++++ DATA ++++

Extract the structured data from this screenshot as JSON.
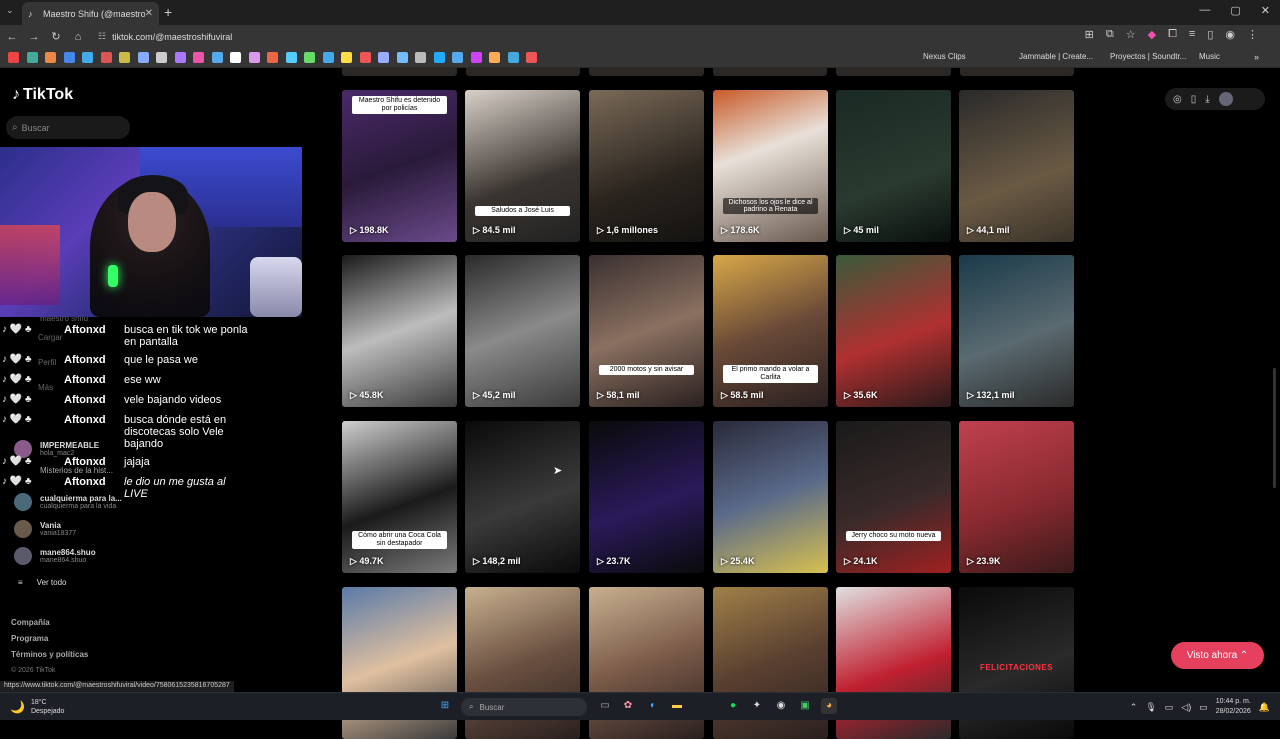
{
  "browser": {
    "tab_title": "Maestro Shifu (@maestroshifuvi...",
    "tab_close": "✕",
    "new_tab": "+",
    "url": "tiktok.com/@maestroshifuviral",
    "window_controls": [
      "—",
      "▢",
      "✕"
    ]
  },
  "bookmarks": {
    "nexus": "Nexus Clips",
    "jammable": "Jammable | Create...",
    "proyectos": "Proyectos | Soundtr...",
    "music": "Music",
    "colors": [
      "#e44",
      "#4a9",
      "#e84",
      "#48e",
      "#4ae",
      "#d55",
      "#cb4",
      "#8af",
      "#ccc",
      "#a7f",
      "#e5a",
      "#5ae",
      "#fff",
      "#d9e",
      "#e64",
      "#5cf",
      "#6d6",
      "#4ae",
      "#fd4",
      "#e55",
      "#9af",
      "#7bf",
      "#bbb",
      "#2af",
      "#5ae",
      "#c4f",
      "#fa5",
      "#4ad",
      "#e55"
    ]
  },
  "tiktok": {
    "logo": "TikTok",
    "search_placeholder": "Buscar",
    "accounts": [
      {
        "name": "IMPERMEABLE",
        "handle": "hola_mac2"
      },
      {
        "name": "cualquierma para la...",
        "handle": "cualquierma para la vida"
      },
      {
        "name": "Vania",
        "handle": "vania18377"
      },
      {
        "name": "mane864.shuo",
        "handle": "mane864.shuo"
      }
    ],
    "sidebar_bg": [
      "maestro shifu",
      "Cargar",
      "Perfil",
      "Más",
      "Misterios de la hist..."
    ],
    "see_all": "Ver todo",
    "footer": [
      "Compañía",
      "Programa",
      "Términos y políticas"
    ],
    "copyright": "© 2026 TikTok",
    "visto_ahora": "Visto ahora ⌃"
  },
  "chat": [
    {
      "user": "Aftonxd",
      "text": "busca en tik tok we ponla en pantalla",
      "italic": false
    },
    {
      "user": "Aftonxd",
      "text": "que le pasa we",
      "italic": false
    },
    {
      "user": "Aftonxd",
      "text": "ese ww",
      "italic": false
    },
    {
      "user": "Aftonxd",
      "text": "vele bajando videos",
      "italic": false
    },
    {
      "user": "Aftonxd",
      "text": "busca dónde está en discotecas solo Vele bajando",
      "italic": false
    },
    {
      "user": "Aftonxd",
      "text": "jajaja",
      "italic": false
    },
    {
      "user": "Aftonxd",
      "text": "le dio un me gusta al LIVE",
      "italic": true
    }
  ],
  "chat_badges": "♪ 🤍 ♣",
  "videos": [
    {
      "count": "198.8K",
      "caption": "Maestro Shifu es detenido por policías",
      "cap_pos": "top"
    },
    {
      "count": "84.5 mil",
      "caption": "Saludos a José Luis",
      "cap_pos": "mid"
    },
    {
      "count": "1,6 millones",
      "caption": "",
      "cap_pos": ""
    },
    {
      "count": "178.6K",
      "caption": "Dichosos los ojos le dice al padrino a Renata",
      "cap_pos": "mid-dark"
    },
    {
      "count": "45 mil",
      "caption": "",
      "cap_pos": ""
    },
    {
      "count": "44,1 mil",
      "caption": "",
      "cap_pos": ""
    },
    {
      "count": "45.8K",
      "caption": "",
      "cap_pos": ""
    },
    {
      "count": "45,2 mil",
      "caption": "",
      "cap_pos": ""
    },
    {
      "count": "58,1 mil",
      "caption": "2000 motos y sin avisar",
      "cap_pos": "bottom"
    },
    {
      "count": "58.5 mil",
      "caption": "El primo mando a volar a Carlita",
      "cap_pos": "bottom"
    },
    {
      "count": "35.6K",
      "caption": "",
      "cap_pos": ""
    },
    {
      "count": "132,1 mil",
      "caption": "",
      "cap_pos": ""
    },
    {
      "count": "49.7K",
      "caption": "Cómo abrir una Coca Cola sin destapador",
      "cap_pos": "bottom"
    },
    {
      "count": "148,2 mil",
      "caption": "",
      "cap_pos": ""
    },
    {
      "count": "23.7K",
      "caption": "",
      "cap_pos": ""
    },
    {
      "count": "25.4K",
      "caption": "",
      "cap_pos": ""
    },
    {
      "count": "24.1K",
      "caption": "Jerry choco su moto nueva",
      "cap_pos": "bottom"
    },
    {
      "count": "23.9K",
      "caption": "",
      "cap_pos": ""
    },
    {
      "count": "",
      "caption": "",
      "cap_pos": ""
    },
    {
      "count": "",
      "caption": "",
      "cap_pos": ""
    },
    {
      "count": "",
      "caption": "",
      "cap_pos": ""
    },
    {
      "count": "",
      "caption": "",
      "cap_pos": ""
    },
    {
      "count": "",
      "caption": "",
      "cap_pos": ""
    },
    {
      "count": "",
      "caption": "FELICITACIONES",
      "cap_pos": "fel"
    }
  ],
  "status_url": "https://www.tiktok.com/@maestroshifuviral/video/7580615235816705287",
  "taskbar": {
    "temp": "18°C",
    "weather": "Despejado",
    "search": "Buscar",
    "time": "10:44 p. m.",
    "date": "28/02/2026"
  }
}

++++

» TASK TO CARRY OUT
Each record must be repeated exactly, and no picture may be carried over.

» TASK ANSWER
Extract the structured data from this screenshot as JSON.
{
  "browser": {
    "tab_title": "Maestro Shifu (@maestroshifuvi...",
    "tab_close": "✕",
    "new_tab": "+",
    "url": "tiktok.com/@maestroshifuviral",
    "window_controls": [
      "—",
      "▢",
      "✕"
    ]
  },
  "bookmarks": {
    "nexus": "Nexus Clips",
    "jammable": "Jammable | Create...",
    "proyectos": "Proyectos | Soundtr...",
    "music": "Music",
    "colors": [
      "#e44",
      "#4a9",
      "#e84",
      "#48e",
      "#4ae",
      "#d55",
      "#cb4",
      "#8af",
      "#ccc",
      "#a7f",
      "#e5a",
      "#5ae",
      "#fff",
      "#d9e",
      "#e64",
      "#5cf",
      "#6d6",
      "#4ae",
      "#fd4",
      "#e55",
      "#9af",
      "#7bf",
      "#bbb",
      "#2af",
      "#5ae",
      "#c4f",
      "#fa5",
      "#4ad",
      "#e55"
    ]
  },
  "tiktok": {
    "logo": "TikTok",
    "search_placeholder": "Buscar",
    "accounts": [
      {
        "name": "IMPERMEABLE",
        "handle": "hola_mac2"
      },
      {
        "name": "cualquierma para la...",
        "handle": "cualquierma para la vida"
      },
      {
        "name": "Vania",
        "handle": "vania18377"
      },
      {
        "name": "mane864.shuo",
        "handle": "mane864.shuo"
      }
    ],
    "sidebar_bg": [
      "maestro shifu",
      "Cargar",
      "Perfil",
      "Más",
      "Misterios de la hist..."
    ],
    "see_all": "Ver todo",
    "footer": [
      "Compañía",
      "Programa",
      "Términos y políticas"
    ],
    "copyright": "© 2026 TikTok",
    "visto_ahora": "Visto ahora ⌃"
  },
  "chat": [
    {
      "user": "Aftonxd",
      "text": "busca en tik tok we ponla en pantalla",
      "italic": false
    },
    {
      "user": "Aftonxd",
      "text": "que le pasa we",
      "italic": false
    },
    {
      "user": "Aftonxd",
      "text": "ese ww",
      "italic": false
    },
    {
      "user": "Aftonxd",
      "text": "vele bajando videos",
      "italic": false
    },
    {
      "user": "Aftonxd",
      "text": "busca dónde está en discotecas solo Vele bajando",
      "italic": false
    },
    {
      "user": "Aftonxd",
      "text": "jajaja",
      "italic": false
    },
    {
      "user": "Aftonxd",
      "text": "le dio un me gusta al LIVE",
      "italic": true
    }
  ],
  "chat_badges": "♪ 🤍 ♣",
  "videos": [
    {
      "count": "198.8K",
      "caption": "Maestro Shifu es detenido por policías",
      "cap_pos": "top"
    },
    {
      "count": "84.5 mil",
      "caption": "Saludos a José Luis",
      "cap_pos": "mid"
    },
    {
      "count": "1,6 millones",
      "caption": "",
      "cap_pos": ""
    },
    {
      "count": "178.6K",
      "caption": "Dichosos los ojos le dice al padrino a Renata",
      "cap_pos": "mid-dark"
    },
    {
      "count": "45 mil",
      "caption": "",
      "cap_pos": ""
    },
    {
      "count": "44,1 mil",
      "caption": "",
      "cap_pos": ""
    },
    {
      "count": "45.8K",
      "caption": "",
      "cap_pos": ""
    },
    {
      "count": "45,2 mil",
      "caption": "",
      "cap_pos": ""
    },
    {
      "count": "58,1 mil",
      "caption": "2000 motos y sin avisar",
      "cap_pos": "bottom"
    },
    {
      "count": "58.5 mil",
      "caption": "El primo mando a volar a Carlita",
      "cap_pos": "bottom"
    },
    {
      "count": "35.6K",
      "caption": "",
      "cap_pos": ""
    },
    {
      "count": "132,1 mil",
      "caption": "",
      "cap_pos": ""
    },
    {
      "count": "49.7K",
      "caption": "Cómo abrir una Coca Cola sin destapador",
      "cap_pos": "bottom"
    },
    {
      "count": "148,2 mil",
      "caption": "",
      "cap_pos": ""
    },
    {
      "count": "23.7K",
      "caption": "",
      "cap_pos": ""
    },
    {
      "count": "25.4K",
      "caption": "",
      "cap_pos": ""
    },
    {
      "count": "24.1K",
      "caption": "Jerry choco su moto nueva",
      "cap_pos": "bottom"
    },
    {
      "count": "23.9K",
      "caption": "",
      "cap_pos": ""
    },
    {
      "count": "",
      "caption": "",
      "cap_pos": ""
    },
    {
      "count": "",
      "caption": "",
      "cap_pos": ""
    },
    {
      "count": "",
      "caption": "",
      "cap_pos": ""
    },
    {
      "count": "",
      "caption": "",
      "cap_pos": ""
    },
    {
      "count": "",
      "caption": "",
      "cap_pos": ""
    },
    {
      "count": "",
      "caption": "FELICITACIONES",
      "cap_pos": "fel"
    }
  ],
  "status_url": "https://www.tiktok.com/@maestroshifuviral/video/7580615235816705287",
  "taskbar": {
    "temp": "18°C",
    "weather": "Despejado",
    "search": "Buscar",
    "time": "10:44 p. m.",
    "date": "28/02/2026"
  }
}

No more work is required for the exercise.